- **Task instructions**
a: In the passage about the Big Tree, which organization has jurisdiction over the tree?
b: Translate this sentence from the passage about the Big Tree into Spanish: "This tree is possibly the oldest and biggest baobab in the world."
c: Quote the words of the passage about the Big Tree between "The explorer and" and "of the waterfall.", inclusive.

- **Provided passage**
----------------------------------------
Unusually large baobab tree in Zimbabwe

The Big Tree is a large baobab of the species Adansonia digitata situated close to Victoria Falls in Zimbabwe. It is unusually large for a baobab, measuring 22.40 meters (~73 ft) in girth and 24 meters (~79 ft) tall.

The explorer and missionary David Livingstone became the first European to observe Victoria Falls in 1854, naming the falls after Queen Victoria. While the Big Tree is sometimes referred to as Livingstone's Tree, Livingstone carved his name into a smaller baobab tree on Garden Island above the precipice of the waterfall.

The Big Tree grows roughly 2 km from the Zambezi River, Victoria Falls, and the island where Livingstone made landfall in a mokoro dugout canoe and wrote his records. This tree is possibly the oldest and biggest baobab in the world. Some similar trees were lost by the flooding further downstream that occurred when Kariba Dam was finished in 1956. Unlike the animals rescued and saved by Operation Noah during the flooding, the trees could not be relocated, and many were bulldozed so they would not become underwater hazards.

It is estimated that The Big Tree may be about 2,000 years old based on girth and growth ring data collected from other trees. That being said, it is thought to be much younger and may be made up of three separate tree trunks (or trees) due to its deep incisions.

==Conservation==
The Big Tree is protected by National Museums and Monuments of Zimbabwe under whose jurisdiction it falls (not Zimbabwe Parks and Wildlife Management Authority). Over previous years name carvers have left their mark on the tree, leading to the erection of a fence to protect it from vandals.

==Other giants==
There are a number of other huge baobabs in Zimbabwe that may be larger (but are not as well known). Some of them are;

- Three Giants in the Save Conservancy (two of which are called twins due to their close proximity to each other)
----------------------------------------
- **Record set**
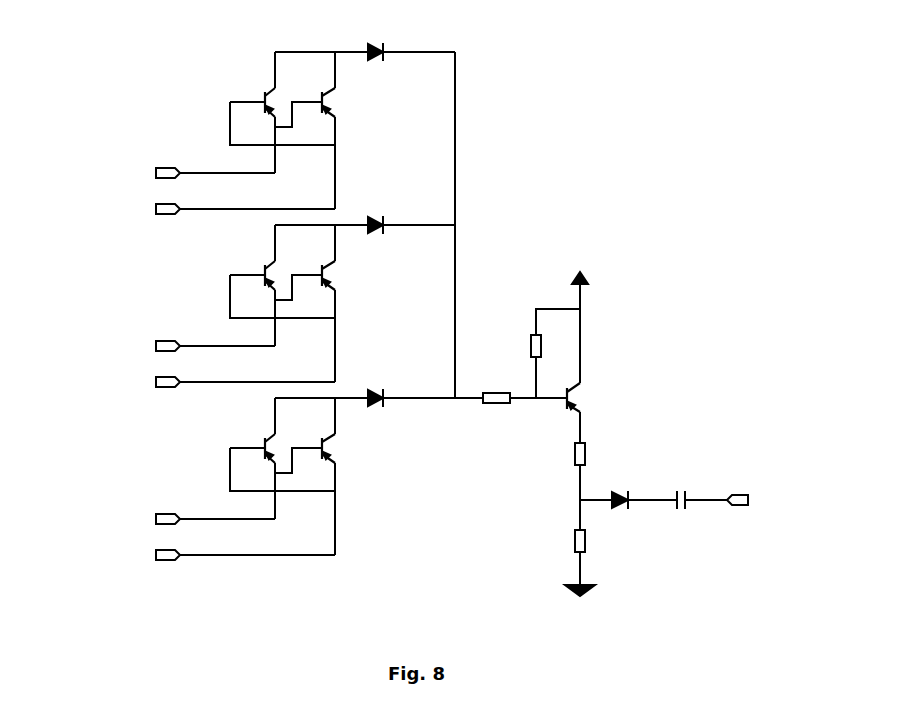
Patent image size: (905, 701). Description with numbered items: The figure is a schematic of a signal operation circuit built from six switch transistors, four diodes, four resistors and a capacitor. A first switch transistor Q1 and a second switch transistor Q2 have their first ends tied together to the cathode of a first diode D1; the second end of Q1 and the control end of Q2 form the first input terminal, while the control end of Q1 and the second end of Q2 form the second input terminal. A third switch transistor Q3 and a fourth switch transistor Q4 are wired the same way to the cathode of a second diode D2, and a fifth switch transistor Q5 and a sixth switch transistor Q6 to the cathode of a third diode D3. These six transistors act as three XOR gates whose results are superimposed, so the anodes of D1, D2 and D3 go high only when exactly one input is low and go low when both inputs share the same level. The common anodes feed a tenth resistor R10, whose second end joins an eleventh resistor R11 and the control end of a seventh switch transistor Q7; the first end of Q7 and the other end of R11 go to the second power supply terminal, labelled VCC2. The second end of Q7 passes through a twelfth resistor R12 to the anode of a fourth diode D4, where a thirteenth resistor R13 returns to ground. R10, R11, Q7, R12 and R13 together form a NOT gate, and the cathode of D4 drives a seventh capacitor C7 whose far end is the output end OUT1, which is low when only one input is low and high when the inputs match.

The first switch transistor Q1 is at (252, 100).
The second switch transistor Q2 is at (345, 102).
The third switch transistor Q3 is at (252, 268).
The fourth switch transistor Q4 is at (340, 275).
The fifth switch transistor Q5 is at (252, 446).
The sixth switch transistor Q6 is at (341, 449).
The seventh switch transistor Q7 is at (576, 398).
The first diode D1 is at (378, 41).
The second diode D2 is at (378, 214).
The third diode D3 is at (378, 387).
The fourth diode D4 is at (620, 486).
The tenth resistor R10 is at (497, 412).
The eleventh resistor R11 is at (515, 346).
The twelfth resistor R12 is at (559, 456).
The thirteenth resistor R13 is at (559, 543).
The seventh capacitor C7 is at (680, 517).
The supply voltage VCC2 is at (587, 259).
The output terminal OUT1 is at (760, 485).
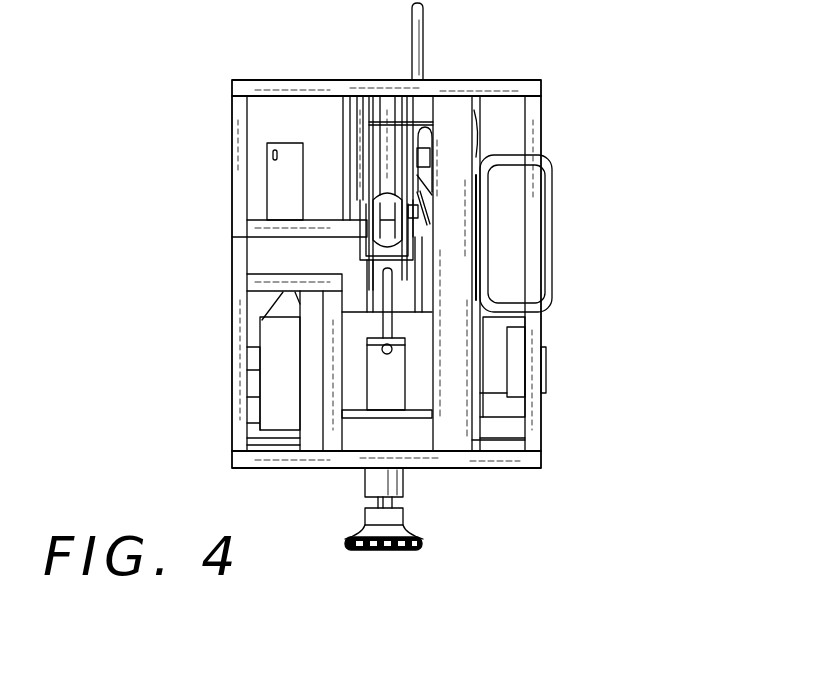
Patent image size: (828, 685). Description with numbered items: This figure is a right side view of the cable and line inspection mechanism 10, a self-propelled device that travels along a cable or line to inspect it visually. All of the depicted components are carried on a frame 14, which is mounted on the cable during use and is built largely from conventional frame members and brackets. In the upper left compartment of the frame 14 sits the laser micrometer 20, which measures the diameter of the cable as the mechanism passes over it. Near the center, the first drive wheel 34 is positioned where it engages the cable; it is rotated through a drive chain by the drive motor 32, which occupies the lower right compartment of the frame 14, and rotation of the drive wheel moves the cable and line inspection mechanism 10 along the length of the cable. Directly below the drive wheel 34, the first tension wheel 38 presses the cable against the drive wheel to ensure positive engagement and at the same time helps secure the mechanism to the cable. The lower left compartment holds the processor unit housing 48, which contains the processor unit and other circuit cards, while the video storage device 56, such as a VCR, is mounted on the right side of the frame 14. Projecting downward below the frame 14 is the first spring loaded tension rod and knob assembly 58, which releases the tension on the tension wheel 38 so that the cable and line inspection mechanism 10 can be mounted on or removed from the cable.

The cable and line inspection mechanism 10 is at (677, 147).
The frame 14 is at (245, 417).
The laser micrometer 20 is at (277, 195).
The drive motor 32 is at (497, 407).
The first drive wheel 34 is at (387, 147).
The first tension wheel 38 is at (388, 230).
The processor unit housing 48 is at (273, 382).
The video storage device 56 is at (513, 227).
The first spring loaded tension rod and knob assembly 58 is at (362, 555).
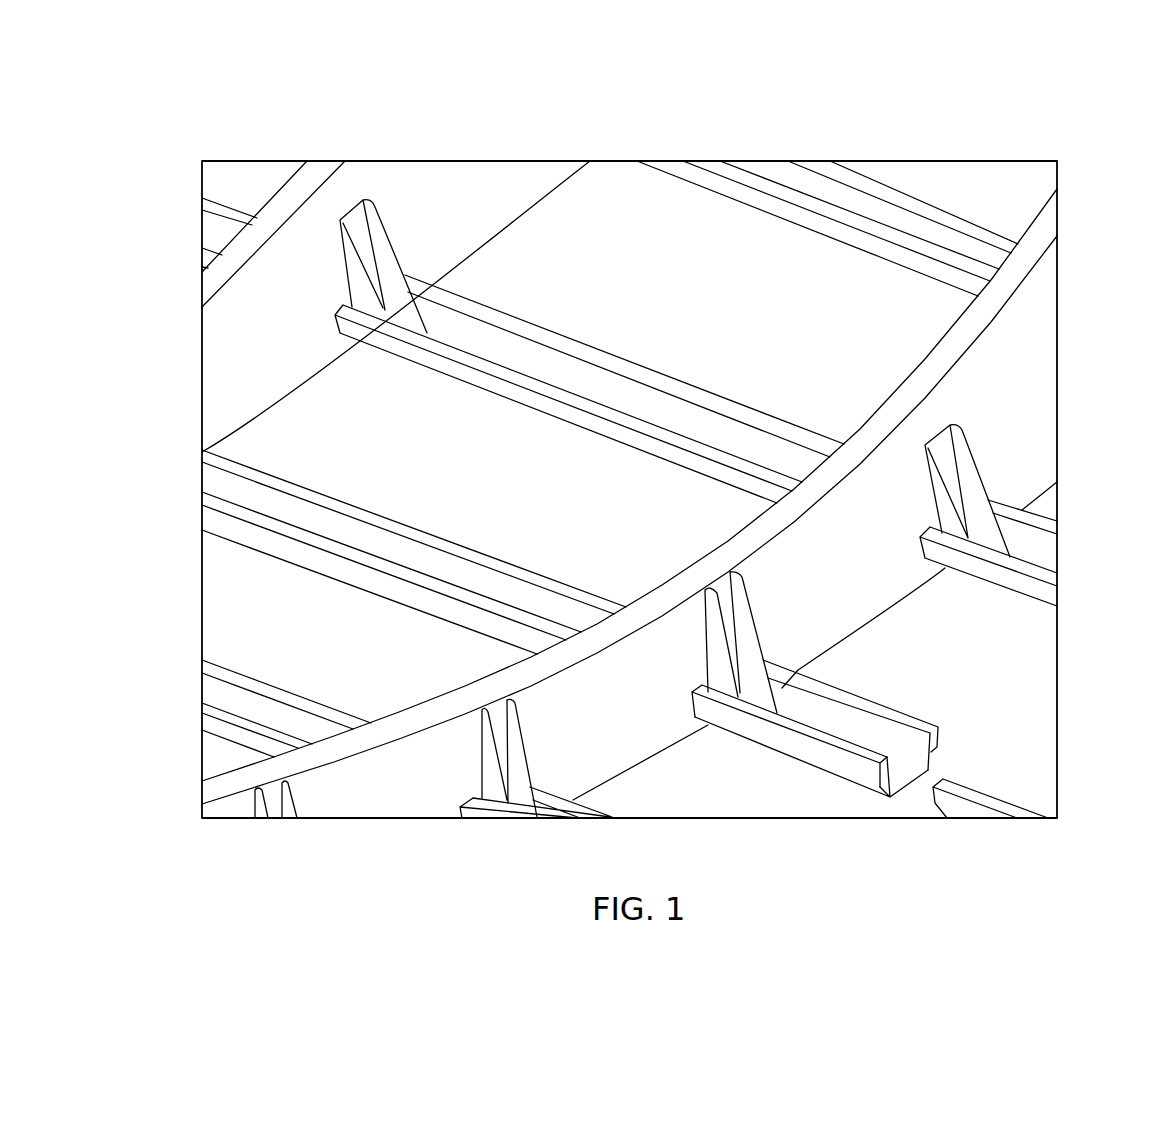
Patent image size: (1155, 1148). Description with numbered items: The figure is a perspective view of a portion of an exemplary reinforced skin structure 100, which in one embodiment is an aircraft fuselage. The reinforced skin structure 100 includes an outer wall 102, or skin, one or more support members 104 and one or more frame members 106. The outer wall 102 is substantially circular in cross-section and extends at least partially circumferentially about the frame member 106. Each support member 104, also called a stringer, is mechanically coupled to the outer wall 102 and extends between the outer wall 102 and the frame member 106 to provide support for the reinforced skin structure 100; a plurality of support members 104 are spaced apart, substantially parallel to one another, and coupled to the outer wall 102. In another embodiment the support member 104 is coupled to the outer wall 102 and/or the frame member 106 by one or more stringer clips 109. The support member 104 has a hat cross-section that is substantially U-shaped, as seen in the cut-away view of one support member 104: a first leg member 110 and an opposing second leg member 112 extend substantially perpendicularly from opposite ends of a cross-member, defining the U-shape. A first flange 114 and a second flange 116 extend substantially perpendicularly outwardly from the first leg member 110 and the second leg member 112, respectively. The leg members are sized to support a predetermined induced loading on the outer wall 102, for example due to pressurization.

The reinforced skin structure 100 is at (945, 121).
The outer wall 102 is at (229, 603).
The support member 104 is at (423, 347).
The frame member 106 is at (224, 309).
The stringer clip 109 is at (947, 447).
The first leg member 110 is at (915, 752).
The second leg member 112 is at (915, 777).
The first flange 114 is at (907, 718).
The second flange 116 is at (872, 756).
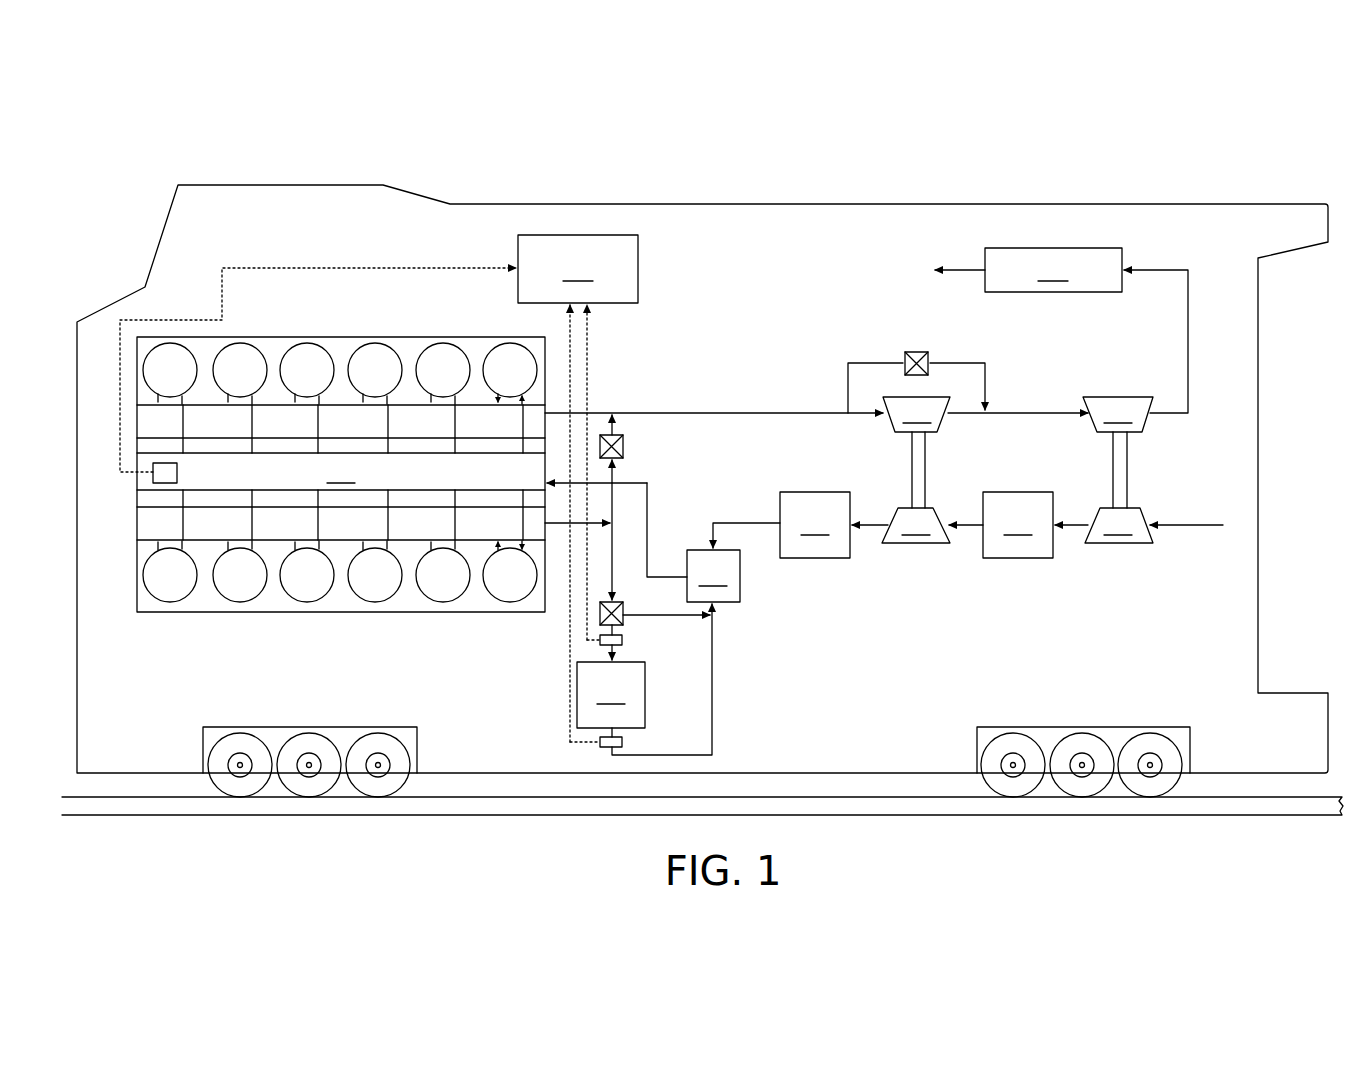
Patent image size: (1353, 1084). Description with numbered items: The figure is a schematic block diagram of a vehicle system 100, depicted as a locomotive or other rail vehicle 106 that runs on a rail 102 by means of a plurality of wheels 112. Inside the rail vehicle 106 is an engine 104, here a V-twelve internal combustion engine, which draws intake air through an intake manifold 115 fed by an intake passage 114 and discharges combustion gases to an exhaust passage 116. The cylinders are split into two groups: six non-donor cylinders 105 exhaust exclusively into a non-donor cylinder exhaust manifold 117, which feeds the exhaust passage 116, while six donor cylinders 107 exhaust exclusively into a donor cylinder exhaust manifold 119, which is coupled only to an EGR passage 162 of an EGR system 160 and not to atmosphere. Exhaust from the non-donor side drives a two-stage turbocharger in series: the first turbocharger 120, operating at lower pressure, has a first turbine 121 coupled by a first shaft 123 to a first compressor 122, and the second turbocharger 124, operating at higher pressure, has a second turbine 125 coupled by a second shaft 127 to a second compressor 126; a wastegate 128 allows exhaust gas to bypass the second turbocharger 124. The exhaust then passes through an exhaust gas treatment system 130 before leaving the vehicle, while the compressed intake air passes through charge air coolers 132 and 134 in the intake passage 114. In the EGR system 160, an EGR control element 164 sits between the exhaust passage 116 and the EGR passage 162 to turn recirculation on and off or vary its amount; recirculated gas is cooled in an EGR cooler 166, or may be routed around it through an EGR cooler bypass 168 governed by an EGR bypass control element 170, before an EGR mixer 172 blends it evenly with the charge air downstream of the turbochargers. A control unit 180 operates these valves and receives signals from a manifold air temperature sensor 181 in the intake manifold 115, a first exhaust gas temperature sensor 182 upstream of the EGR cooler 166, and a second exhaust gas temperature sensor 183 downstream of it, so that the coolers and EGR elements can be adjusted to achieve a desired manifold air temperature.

The vehicle system 100 is at (702, 452).
The rail 102 is at (1257, 815).
The engine 104 is at (314, 460).
The non-donor cylinders 105 is at (307, 342).
The rail vehicle 106 is at (1015, 204).
The donor cylinders 107 is at (307, 600).
The wheels 112 is at (400, 755).
The intake passage 114 is at (1170, 528).
The intake manifold 115 is at (341, 472).
The exhaust passage 116 is at (710, 413).
The non-donor cylinder exhaust manifold 117 is at (137, 422).
The donor cylinder exhaust manifold 119 is at (137, 527).
The first turbocharger 120 is at (1129, 498).
The first turbine 121 is at (1118, 414).
The first compressor 122 is at (1120, 560).
The first shaft 123 is at (1127, 490).
The second turbocharger 124 is at (924, 461).
The second turbine 125 is at (916, 414).
The second compressor 126 is at (917, 560).
The second shaft 127 is at (925, 490).
The wastegate 128 is at (917, 352).
The exhaust gas treatment system 130 is at (1028, 270).
The charge air cooler 132 is at (1018, 525).
The charge air cooler 134 is at (800, 525).
The EGR system 160 is at (667, 585).
The EGR passage 162 is at (550, 526).
The EGR control element 164 is at (623, 449).
The EGR cooler 166 is at (611, 695).
The EGR cooler bypass 168 is at (645, 617).
The EGR bypass control element 170 is at (637, 598).
The EGR mixer 172 is at (713, 576).
The control unit 180 is at (578, 488).
The manifold air temperature sensor 181 is at (177, 475).
The first exhaust gas temperature sensor 182 is at (622, 640).
The second exhaust gas temperature sensor 183 is at (622, 742).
----------------------------------------
- **Task-by-task results**
a: National Museums and Monuments of Zimbabwe

b: Este árbol es posiblemente el baobab más antiguo y más grande del mundo.

c:
The explorer and missionary David Livingstone became the first European to observe Victoria Falls in 1854, naming the falls after Queen Victoria. While the Big Tree is sometimes referred to as Livingstone's Tree, Livingstone carved his name into a smaller baobab tree on Garden Island above the precipice of the waterfall.